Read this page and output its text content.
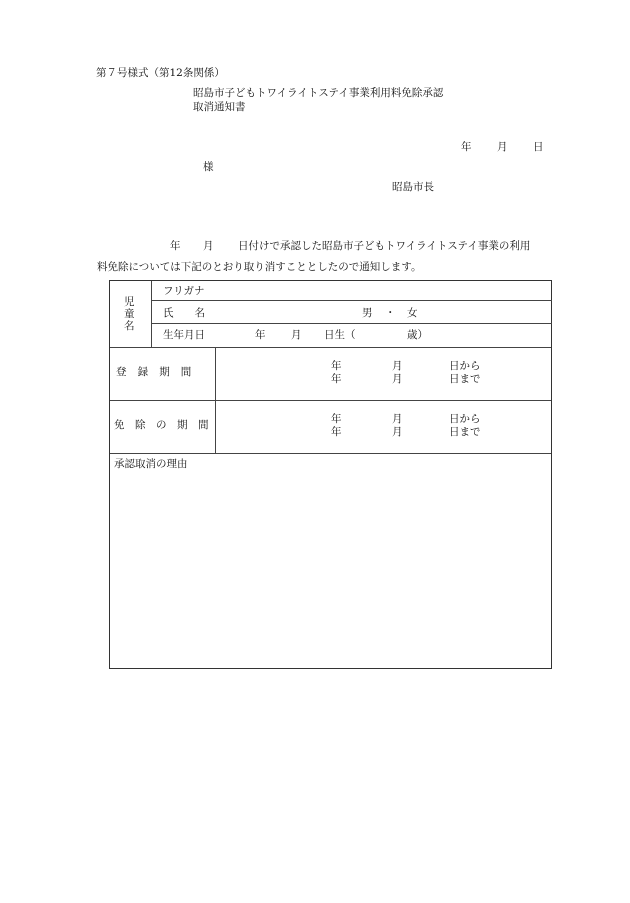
第７号様式（第12条関係）
昭島市子どもトワイライトステイ事業利用料免除承認
取消通知書
年 月 日
様
昭島市長
年 月 日付けで承認した昭島市子どもトワイライトステイ事業の利用
料免除については下記のとおり取り消すこととしたので通知します。
児
童
名
フリガナ
氏　　名	男 ・ 女
生年月日	年 月 日生（	歳）
登　録　期　間	年	月	日から
年	月	日まで
免　除　の　期　間	年	月	日から
年	月	日まで
承認取消の理由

##############################

● **Problem requirements**
Leave the pictures out, and print every line of the listing exactly as written.

● **Task answer**
Read this page and output its text content.
第７号様式（第12条関係）
昭島市子どもトワイライトステイ事業利用料免除承認
取消通知書
年 月 日
様
昭島市長
年 月 日付けで承認した昭島市子どもトワイライトステイ事業の利用
料免除については下記のとおり取り消すこととしたので通知します。
児
童
名
フリガナ
氏　　名	男 ・ 女
生年月日	年 月 日生（	歳）
登　録　期　間	年	月	日から
年	月	日まで
免　除　の　期　間	年	月	日から
年	月	日まで
承認取消の理由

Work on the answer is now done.